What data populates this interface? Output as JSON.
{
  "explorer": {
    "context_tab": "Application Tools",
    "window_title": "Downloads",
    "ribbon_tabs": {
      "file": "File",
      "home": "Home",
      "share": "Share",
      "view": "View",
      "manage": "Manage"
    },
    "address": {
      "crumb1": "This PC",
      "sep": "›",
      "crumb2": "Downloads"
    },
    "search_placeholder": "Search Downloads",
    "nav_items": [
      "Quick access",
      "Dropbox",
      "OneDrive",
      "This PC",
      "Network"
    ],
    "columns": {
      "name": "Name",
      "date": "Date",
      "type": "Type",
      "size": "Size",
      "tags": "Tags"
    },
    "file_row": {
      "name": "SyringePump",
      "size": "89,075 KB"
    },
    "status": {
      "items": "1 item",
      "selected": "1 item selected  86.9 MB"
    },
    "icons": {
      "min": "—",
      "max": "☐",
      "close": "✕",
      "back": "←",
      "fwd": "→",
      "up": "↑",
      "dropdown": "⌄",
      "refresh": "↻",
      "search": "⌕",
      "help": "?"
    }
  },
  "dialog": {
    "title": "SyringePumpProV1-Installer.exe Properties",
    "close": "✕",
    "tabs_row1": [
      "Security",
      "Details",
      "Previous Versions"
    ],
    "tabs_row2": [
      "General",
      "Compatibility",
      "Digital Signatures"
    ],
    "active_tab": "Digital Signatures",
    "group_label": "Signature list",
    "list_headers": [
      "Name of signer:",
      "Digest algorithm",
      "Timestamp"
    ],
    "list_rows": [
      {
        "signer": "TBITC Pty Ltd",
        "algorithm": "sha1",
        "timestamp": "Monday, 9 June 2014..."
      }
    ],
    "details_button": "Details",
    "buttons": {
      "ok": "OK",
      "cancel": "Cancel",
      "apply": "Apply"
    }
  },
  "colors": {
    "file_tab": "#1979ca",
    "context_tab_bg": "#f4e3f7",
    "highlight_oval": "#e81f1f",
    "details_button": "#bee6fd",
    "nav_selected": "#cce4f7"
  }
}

◆ **Exercise requirements**: Type the material above out again, exactly.

◆ **Task answer**:
What data populates this interface? Output as JSON.
{
  "explorer": {
    "context_tab": "Application Tools",
    "window_title": "Downloads",
    "ribbon_tabs": {
      "file": "File",
      "home": "Home",
      "share": "Share",
      "view": "View",
      "manage": "Manage"
    },
    "address": {
      "crumb1": "This PC",
      "sep": "›",
      "crumb2": "Downloads"
    },
    "search_placeholder": "Search Downloads",
    "nav_items": [
      "Quick access",
      "Dropbox",
      "OneDrive",
      "This PC",
      "Network"
    ],
    "columns": {
      "name": "Name",
      "date": "Date",
      "type": "Type",
      "size": "Size",
      "tags": "Tags"
    },
    "file_row": {
      "name": "SyringePump",
      "size": "89,075 KB"
    },
    "status": {
      "items": "1 item",
      "selected": "1 item selected  86.9 MB"
    },
    "icons": {
      "min": "—",
      "max": "☐",
      "close": "✕",
      "back": "←",
      "fwd": "→",
      "up": "↑",
      "dropdown": "⌄",
      "refresh": "↻",
      "search": "⌕",
      "help": "?"
    }
  },
  "dialog": {
    "title": "SyringePumpProV1-Installer.exe Properties",
    "close": "✕",
    "tabs_row1": [
      "Security",
      "Details",
      "Previous Versions"
    ],
    "tabs_row2": [
      "General",
      "Compatibility",
      "Digital Signatures"
    ],
    "active_tab": "Digital Signatures",
    "group_label": "Signature list",
    "list_headers": [
      "Name of signer:",
      "Digest algorithm",
      "Timestamp"
    ],
    "list_rows": [
      {
        "signer": "TBITC Pty Ltd",
        "algorithm": "sha1",
        "timestamp": "Monday, 9 June 2014..."
      }
    ],
    "details_button": "Details",
    "buttons": {
      "ok": "OK",
      "cancel": "Cancel",
      "apply": "Apply"
    }
  },
  "colors": {
    "file_tab": "#1979ca",
    "context_tab_bg": "#f4e3f7",
    "highlight_oval": "#e81f1f",
    "details_button": "#bee6fd",
    "nav_selected": "#cce4f7"
  }
}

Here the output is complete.